**EXERCISE AIM**:
Gather all lines from the material that contain the word "text".

Dataset items:

· · · ·

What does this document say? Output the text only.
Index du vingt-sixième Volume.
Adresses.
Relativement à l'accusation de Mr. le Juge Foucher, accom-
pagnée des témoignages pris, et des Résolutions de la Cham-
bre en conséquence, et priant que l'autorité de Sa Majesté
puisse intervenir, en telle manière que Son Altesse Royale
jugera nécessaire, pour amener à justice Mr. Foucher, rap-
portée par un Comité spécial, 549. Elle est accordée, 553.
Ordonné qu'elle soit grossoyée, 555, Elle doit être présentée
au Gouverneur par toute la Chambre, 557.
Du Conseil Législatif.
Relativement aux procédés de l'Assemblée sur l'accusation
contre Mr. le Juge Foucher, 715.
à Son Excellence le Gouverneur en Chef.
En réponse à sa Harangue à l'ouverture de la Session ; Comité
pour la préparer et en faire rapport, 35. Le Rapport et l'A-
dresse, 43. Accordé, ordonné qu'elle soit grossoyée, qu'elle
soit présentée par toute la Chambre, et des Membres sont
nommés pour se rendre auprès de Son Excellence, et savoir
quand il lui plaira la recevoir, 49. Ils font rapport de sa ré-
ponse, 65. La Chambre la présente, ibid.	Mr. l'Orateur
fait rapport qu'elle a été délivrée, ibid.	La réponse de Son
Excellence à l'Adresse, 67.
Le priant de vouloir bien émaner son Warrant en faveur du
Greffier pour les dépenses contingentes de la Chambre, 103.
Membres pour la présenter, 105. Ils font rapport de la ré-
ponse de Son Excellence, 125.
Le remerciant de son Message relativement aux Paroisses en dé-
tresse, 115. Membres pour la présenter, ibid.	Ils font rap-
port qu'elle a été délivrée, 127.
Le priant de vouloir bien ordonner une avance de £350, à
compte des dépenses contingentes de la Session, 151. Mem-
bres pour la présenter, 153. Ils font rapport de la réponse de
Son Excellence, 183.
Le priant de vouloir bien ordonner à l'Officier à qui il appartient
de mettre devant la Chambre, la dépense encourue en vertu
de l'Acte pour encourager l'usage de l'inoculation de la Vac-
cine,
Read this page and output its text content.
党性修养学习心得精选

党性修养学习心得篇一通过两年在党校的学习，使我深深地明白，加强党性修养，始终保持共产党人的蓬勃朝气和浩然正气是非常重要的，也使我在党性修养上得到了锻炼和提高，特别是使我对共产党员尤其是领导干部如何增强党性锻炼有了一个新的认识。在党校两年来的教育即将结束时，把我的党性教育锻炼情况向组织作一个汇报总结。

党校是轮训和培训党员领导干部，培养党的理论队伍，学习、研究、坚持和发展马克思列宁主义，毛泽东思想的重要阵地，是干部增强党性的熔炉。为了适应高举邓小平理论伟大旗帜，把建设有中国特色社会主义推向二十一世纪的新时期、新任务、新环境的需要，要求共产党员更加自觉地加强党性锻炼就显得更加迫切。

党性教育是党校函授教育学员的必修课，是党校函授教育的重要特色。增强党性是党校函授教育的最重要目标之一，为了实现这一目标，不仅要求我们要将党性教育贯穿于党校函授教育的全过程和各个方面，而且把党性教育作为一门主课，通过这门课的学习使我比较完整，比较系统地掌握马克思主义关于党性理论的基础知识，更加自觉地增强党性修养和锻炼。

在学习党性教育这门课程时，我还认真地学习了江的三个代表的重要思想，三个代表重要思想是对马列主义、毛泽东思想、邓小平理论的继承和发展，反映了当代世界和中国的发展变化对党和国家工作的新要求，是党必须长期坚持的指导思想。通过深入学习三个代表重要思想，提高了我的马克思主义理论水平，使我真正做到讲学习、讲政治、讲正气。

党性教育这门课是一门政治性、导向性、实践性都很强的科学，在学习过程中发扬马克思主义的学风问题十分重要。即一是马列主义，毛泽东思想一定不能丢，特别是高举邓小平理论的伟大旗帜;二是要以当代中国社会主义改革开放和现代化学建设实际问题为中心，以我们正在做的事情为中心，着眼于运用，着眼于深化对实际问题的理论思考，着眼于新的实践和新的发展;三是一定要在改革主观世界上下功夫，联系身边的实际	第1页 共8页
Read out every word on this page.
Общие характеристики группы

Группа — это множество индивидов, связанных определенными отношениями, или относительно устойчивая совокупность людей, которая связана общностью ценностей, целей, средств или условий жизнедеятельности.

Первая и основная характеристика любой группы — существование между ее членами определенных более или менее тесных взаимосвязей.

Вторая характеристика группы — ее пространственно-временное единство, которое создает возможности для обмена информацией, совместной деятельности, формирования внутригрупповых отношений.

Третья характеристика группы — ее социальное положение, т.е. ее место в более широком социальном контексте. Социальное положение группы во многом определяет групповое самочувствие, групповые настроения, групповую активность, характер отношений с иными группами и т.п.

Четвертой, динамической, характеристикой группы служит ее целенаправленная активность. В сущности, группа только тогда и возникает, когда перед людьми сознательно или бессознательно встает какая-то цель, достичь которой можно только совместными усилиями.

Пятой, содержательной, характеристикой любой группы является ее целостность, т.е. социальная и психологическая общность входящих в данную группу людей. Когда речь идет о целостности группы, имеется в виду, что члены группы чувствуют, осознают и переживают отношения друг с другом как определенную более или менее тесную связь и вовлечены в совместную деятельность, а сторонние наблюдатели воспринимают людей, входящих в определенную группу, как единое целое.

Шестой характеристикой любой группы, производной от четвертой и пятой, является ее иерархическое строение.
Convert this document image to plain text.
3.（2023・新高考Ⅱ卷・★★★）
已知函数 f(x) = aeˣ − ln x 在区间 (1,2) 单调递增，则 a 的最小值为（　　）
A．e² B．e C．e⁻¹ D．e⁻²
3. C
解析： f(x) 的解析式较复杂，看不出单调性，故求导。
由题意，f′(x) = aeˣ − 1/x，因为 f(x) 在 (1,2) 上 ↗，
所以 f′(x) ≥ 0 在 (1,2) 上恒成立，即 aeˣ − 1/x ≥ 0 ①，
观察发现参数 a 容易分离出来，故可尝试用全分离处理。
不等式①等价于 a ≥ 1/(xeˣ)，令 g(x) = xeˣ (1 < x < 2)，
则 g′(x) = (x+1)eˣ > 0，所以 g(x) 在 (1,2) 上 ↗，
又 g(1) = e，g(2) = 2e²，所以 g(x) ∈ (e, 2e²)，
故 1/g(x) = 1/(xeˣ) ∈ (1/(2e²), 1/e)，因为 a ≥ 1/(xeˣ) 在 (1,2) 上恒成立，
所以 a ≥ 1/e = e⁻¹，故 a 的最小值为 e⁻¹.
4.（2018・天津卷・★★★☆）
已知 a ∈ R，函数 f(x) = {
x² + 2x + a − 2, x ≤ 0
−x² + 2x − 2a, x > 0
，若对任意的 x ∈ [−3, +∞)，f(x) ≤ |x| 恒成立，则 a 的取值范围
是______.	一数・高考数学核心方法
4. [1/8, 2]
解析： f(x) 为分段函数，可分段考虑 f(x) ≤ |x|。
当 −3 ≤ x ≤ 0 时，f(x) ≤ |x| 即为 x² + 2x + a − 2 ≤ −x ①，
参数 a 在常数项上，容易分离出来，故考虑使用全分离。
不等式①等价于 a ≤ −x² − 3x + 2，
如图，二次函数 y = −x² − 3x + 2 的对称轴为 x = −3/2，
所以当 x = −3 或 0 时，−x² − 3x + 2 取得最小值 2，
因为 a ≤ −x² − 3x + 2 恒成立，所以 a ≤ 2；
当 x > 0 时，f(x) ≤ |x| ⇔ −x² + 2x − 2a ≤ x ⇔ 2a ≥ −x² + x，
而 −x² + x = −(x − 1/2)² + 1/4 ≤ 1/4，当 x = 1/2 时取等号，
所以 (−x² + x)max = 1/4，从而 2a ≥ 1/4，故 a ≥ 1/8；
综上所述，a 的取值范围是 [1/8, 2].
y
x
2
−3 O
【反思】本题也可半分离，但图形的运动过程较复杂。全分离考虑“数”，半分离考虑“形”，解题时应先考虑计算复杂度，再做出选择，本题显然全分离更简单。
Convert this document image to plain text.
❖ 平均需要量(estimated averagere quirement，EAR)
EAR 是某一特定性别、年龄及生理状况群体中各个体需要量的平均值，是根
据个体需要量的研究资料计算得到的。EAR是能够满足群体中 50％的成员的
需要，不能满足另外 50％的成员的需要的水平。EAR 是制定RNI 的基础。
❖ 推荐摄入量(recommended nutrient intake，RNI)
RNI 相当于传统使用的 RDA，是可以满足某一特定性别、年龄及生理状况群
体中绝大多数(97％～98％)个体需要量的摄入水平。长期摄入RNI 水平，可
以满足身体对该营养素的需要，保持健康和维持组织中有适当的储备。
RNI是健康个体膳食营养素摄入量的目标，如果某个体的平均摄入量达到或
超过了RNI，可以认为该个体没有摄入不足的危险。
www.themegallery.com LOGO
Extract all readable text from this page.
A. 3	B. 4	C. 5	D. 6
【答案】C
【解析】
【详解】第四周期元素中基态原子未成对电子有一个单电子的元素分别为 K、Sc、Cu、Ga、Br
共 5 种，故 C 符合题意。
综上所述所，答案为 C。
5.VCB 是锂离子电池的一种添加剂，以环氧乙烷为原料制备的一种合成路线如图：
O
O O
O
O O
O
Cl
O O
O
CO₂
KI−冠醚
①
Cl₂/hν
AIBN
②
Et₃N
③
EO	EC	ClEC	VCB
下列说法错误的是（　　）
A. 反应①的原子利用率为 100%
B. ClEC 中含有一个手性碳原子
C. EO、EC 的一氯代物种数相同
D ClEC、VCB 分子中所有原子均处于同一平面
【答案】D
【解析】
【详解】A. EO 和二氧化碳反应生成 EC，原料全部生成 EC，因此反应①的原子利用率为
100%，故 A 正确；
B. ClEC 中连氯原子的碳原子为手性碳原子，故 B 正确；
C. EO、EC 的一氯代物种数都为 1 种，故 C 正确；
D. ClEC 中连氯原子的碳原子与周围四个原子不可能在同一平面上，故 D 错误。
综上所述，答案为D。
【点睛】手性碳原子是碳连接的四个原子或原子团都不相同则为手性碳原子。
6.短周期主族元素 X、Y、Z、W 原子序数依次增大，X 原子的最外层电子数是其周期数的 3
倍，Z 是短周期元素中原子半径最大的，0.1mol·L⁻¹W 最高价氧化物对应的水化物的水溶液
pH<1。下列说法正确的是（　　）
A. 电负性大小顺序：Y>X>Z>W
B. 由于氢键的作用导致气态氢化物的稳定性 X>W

· · · ·

**RESULT**:
What does this document say? Output the text only.
Read this page and output its text content.
Convert this document image to plain text.
Convert this document image to plain text.
Extract all readable text from this page.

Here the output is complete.